**What this task involves:**
Copy out all the entries word for word.

[Start Information supplied]

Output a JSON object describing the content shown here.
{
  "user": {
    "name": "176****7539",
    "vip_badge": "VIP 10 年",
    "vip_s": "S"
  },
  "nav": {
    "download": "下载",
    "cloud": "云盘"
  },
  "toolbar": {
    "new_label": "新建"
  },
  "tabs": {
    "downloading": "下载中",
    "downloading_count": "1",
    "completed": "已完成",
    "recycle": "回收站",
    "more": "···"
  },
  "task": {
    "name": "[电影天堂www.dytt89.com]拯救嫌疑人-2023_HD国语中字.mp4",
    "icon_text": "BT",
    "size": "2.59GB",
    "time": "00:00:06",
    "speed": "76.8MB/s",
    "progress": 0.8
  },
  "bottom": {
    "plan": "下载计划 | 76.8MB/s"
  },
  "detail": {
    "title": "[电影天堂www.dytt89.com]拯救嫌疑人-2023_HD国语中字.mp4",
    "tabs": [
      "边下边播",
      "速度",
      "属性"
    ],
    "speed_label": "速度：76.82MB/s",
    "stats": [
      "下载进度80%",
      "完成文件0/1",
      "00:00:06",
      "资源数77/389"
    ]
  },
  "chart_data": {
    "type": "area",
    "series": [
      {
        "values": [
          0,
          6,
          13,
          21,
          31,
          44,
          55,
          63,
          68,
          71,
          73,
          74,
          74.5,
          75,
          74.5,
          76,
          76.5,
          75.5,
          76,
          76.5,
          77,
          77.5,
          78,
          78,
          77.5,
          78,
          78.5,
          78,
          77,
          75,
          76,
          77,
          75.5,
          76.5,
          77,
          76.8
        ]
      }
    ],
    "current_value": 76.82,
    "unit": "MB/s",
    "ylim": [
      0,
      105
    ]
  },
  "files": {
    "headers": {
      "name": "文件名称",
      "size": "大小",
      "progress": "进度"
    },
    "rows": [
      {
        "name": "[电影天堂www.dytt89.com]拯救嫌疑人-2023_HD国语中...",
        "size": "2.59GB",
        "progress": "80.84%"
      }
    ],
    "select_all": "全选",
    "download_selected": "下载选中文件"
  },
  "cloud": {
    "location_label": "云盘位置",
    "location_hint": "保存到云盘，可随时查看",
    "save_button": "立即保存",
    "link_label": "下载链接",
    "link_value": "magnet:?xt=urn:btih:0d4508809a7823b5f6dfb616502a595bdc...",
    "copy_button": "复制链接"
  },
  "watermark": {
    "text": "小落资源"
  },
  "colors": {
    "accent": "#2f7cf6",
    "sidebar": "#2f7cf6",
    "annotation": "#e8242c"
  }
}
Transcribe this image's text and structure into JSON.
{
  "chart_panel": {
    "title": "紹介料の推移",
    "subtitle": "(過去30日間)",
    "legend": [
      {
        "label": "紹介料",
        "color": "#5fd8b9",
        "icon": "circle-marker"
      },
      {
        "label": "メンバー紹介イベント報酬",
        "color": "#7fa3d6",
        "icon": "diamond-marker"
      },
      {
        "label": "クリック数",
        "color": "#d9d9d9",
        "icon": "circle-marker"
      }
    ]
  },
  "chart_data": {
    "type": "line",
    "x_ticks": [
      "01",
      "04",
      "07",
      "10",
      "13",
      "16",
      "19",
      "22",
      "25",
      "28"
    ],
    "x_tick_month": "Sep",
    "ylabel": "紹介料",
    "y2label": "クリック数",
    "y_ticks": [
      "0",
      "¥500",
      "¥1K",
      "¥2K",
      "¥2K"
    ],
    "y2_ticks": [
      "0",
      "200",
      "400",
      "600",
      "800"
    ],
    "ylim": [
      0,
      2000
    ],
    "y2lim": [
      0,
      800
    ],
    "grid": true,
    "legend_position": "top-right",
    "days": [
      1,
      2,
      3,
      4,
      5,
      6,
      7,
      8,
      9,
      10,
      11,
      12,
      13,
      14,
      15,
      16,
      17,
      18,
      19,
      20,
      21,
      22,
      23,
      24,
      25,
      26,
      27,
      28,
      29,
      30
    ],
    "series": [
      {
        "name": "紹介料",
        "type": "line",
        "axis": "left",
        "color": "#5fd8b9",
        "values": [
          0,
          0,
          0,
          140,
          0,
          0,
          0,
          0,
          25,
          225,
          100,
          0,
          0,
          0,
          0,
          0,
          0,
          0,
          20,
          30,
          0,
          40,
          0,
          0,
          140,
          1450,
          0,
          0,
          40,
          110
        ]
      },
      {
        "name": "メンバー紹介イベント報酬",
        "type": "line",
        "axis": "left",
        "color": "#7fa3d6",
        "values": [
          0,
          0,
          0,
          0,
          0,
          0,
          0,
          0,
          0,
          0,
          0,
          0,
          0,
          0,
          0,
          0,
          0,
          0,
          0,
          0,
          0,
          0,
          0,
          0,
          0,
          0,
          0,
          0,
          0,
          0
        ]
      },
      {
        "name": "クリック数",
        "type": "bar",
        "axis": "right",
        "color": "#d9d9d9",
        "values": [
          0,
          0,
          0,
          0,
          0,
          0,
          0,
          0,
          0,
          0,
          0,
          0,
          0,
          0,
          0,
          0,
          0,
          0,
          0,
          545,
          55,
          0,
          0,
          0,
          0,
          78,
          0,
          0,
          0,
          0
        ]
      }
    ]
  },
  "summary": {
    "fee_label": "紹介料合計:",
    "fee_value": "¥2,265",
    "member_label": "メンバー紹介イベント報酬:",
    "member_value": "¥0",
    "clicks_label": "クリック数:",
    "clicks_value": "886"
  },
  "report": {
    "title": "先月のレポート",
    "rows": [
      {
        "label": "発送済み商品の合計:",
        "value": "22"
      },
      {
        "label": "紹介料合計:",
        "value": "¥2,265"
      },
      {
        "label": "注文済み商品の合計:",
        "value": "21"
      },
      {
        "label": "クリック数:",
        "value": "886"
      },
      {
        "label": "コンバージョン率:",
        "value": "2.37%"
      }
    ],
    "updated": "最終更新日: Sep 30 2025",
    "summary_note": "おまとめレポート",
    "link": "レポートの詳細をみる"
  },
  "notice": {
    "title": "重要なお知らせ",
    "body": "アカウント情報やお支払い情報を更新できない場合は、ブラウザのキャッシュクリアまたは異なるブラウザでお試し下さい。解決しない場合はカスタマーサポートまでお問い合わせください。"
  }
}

[End Information supplied]

**Exercise response:**
Output a JSON object describing the content shown here.
{
  "user": {
    "name": "176****7539",
    "vip_badge": "VIP 10 年",
    "vip_s": "S"
  },
  "nav": {
    "download": "下载",
    "cloud": "云盘"
  },
  "toolbar": {
    "new_label": "新建"
  },
  "tabs": {
    "downloading": "下载中",
    "downloading_count": "1",
    "completed": "已完成",
    "recycle": "回收站",
    "more": "···"
  },
  "task": {
    "name": "[电影天堂www.dytt89.com]拯救嫌疑人-2023_HD国语中字.mp4",
    "icon_text": "BT",
    "size": "2.59GB",
    "time": "00:00:06",
    "speed": "76.8MB/s",
    "progress": 0.8
  },
  "bottom": {
    "plan": "下载计划 | 76.8MB/s"
  },
  "detail": {
    "title": "[电影天堂www.dytt89.com]拯救嫌疑人-2023_HD国语中字.mp4",
    "tabs": [
      "边下边播",
      "速度",
      "属性"
    ],
    "speed_label": "速度：76.82MB/s",
    "stats": [
      "下载进度80%",
      "完成文件0/1",
      "00:00:06",
      "资源数77/389"
    ]
  },
  "chart_data": {
    "type": "area",
    "series": [
      {
        "values": [
          0,
          6,
          13,
          21,
          31,
          44,
          55,
          63,
          68,
          71,
          73,
          74,
          74.5,
          75,
          74.5,
          76,
          76.5,
          75.5,
          76,
          76.5,
          77,
          77.5,
          78,
          78,
          77.5,
          78,
          78.5,
          78,
          77,
          75,
          76,
          77,
          75.5,
          76.5,
          77,
          76.8
        ]
      }
    ],
    "current_value": 76.82,
    "unit": "MB/s",
    "ylim": [
      0,
      105
    ]
  },
  "files": {
    "headers": {
      "name": "文件名称",
      "size": "大小",
      "progress": "进度"
    },
    "rows": [
      {
        "name": "[电影天堂www.dytt89.com]拯救嫌疑人-2023_HD国语中...",
        "size": "2.59GB",
        "progress": "80.84%"
      }
    ],
    "select_all": "全选",
    "download_selected": "下载选中文件"
  },
  "cloud": {
    "location_label": "云盘位置",
    "location_hint": "保存到云盘，可随时查看",
    "save_button": "立即保存",
    "link_label": "下载链接",
    "link_value": "magnet:?xt=urn:btih:0d4508809a7823b5f6dfb616502a595bdc...",
    "copy_button": "复制链接"
  },
  "watermark": {
    "text": "小落资源"
  },
  "colors": {
    "accent": "#2f7cf6",
    "sidebar": "#2f7cf6",
    "annotation": "#e8242c"
  }
}
Transcribe this image's text and structure into JSON.
{
  "chart_panel": {
    "title": "紹介料の推移",
    "subtitle": "(過去30日間)",
    "legend": [
      {
        "label": "紹介料",
        "color": "#5fd8b9",
        "icon": "circle-marker"
      },
      {
        "label": "メンバー紹介イベント報酬",
        "color": "#7fa3d6",
        "icon": "diamond-marker"
      },
      {
        "label": "クリック数",
        "color": "#d9d9d9",
        "icon": "circle-marker"
      }
    ]
  },
  "chart_data": {
    "type": "line",
    "x_ticks": [
      "01",
      "04",
      "07",
      "10",
      "13",
      "16",
      "19",
      "22",
      "25",
      "28"
    ],
    "x_tick_month": "Sep",
    "ylabel": "紹介料",
    "y2label": "クリック数",
    "y_ticks": [
      "0",
      "¥500",
      "¥1K",
      "¥2K",
      "¥2K"
    ],
    "y2_ticks": [
      "0",
      "200",
      "400",
      "600",
      "800"
    ],
    "ylim": [
      0,
      2000
    ],
    "y2lim": [
      0,
      800
    ],
    "grid": true,
    "legend_position": "top-right",
    "days": [
      1,
      2,
      3,
      4,
      5,
      6,
      7,
      8,
      9,
      10,
      11,
      12,
      13,
      14,
      15,
      16,
      17,
      18,
      19,
      20,
      21,
      22,
      23,
      24,
      25,
      26,
      27,
      28,
      29,
      30
    ],
    "series": [
      {
        "name": "紹介料",
        "type": "line",
        "axis": "left",
        "color": "#5fd8b9",
        "values": [
          0,
          0,
          0,
          140,
          0,
          0,
          0,
          0,
          25,
          225,
          100,
          0,
          0,
          0,
          0,
          0,
          0,
          0,
          20,
          30,
          0,
          40,
          0,
          0,
          140,
          1450,
          0,
          0,
          40,
          110
        ]
      },
      {
        "name": "メンバー紹介イベント報酬",
        "type": "line",
        "axis": "left",
        "color": "#7fa3d6",
        "values": [
          0,
          0,
          0,
          0,
          0,
          0,
          0,
          0,
          0,
          0,
          0,
          0,
          0,
          0,
          0,
          0,
          0,
          0,
          0,
          0,
          0,
          0,
          0,
          0,
          0,
          0,
          0,
          0,
          0,
          0
        ]
      },
      {
        "name": "クリック数",
        "type": "bar",
        "axis": "right",
        "color": "#d9d9d9",
        "values": [
          0,
          0,
          0,
          0,
          0,
          0,
          0,
          0,
          0,
          0,
          0,
          0,
          0,
          0,
          0,
          0,
          0,
          0,
          0,
          545,
          55,
          0,
          0,
          0,
          0,
          78,
          0,
          0,
          0,
          0
        ]
      }
    ]
  },
  "summary": {
    "fee_label": "紹介料合計:",
    "fee_value": "¥2,265",
    "member_label": "メンバー紹介イベント報酬:",
    "member_value": "¥0",
    "clicks_label": "クリック数:",
    "clicks_value": "886"
  },
  "report": {
    "title": "先月のレポート",
    "rows": [
      {
        "label": "発送済み商品の合計:",
        "value": "22"
      },
      {
        "label": "紹介料合計:",
        "value": "¥2,265"
      },
      {
        "label": "注文済み商品の合計:",
        "value": "21"
      },
      {
        "label": "クリック数:",
        "value": "886"
      },
      {
        "label": "コンバージョン率:",
        "value": "2.37%"
      }
    ],
    "updated": "最終更新日: Sep 30 2025",
    "summary_note": "おまとめレポート",
    "link": "レポートの詳細をみる"
  },
  "notice": {
    "title": "重要なお知らせ",
    "body": "アカウント情報やお支払い情報を更新できない場合は、ブラウザのキャッシュクリアまたは異なるブラウザでお試し下さい。解決しない場合はカスタマーサポートまでお問い合わせください。"
  }
}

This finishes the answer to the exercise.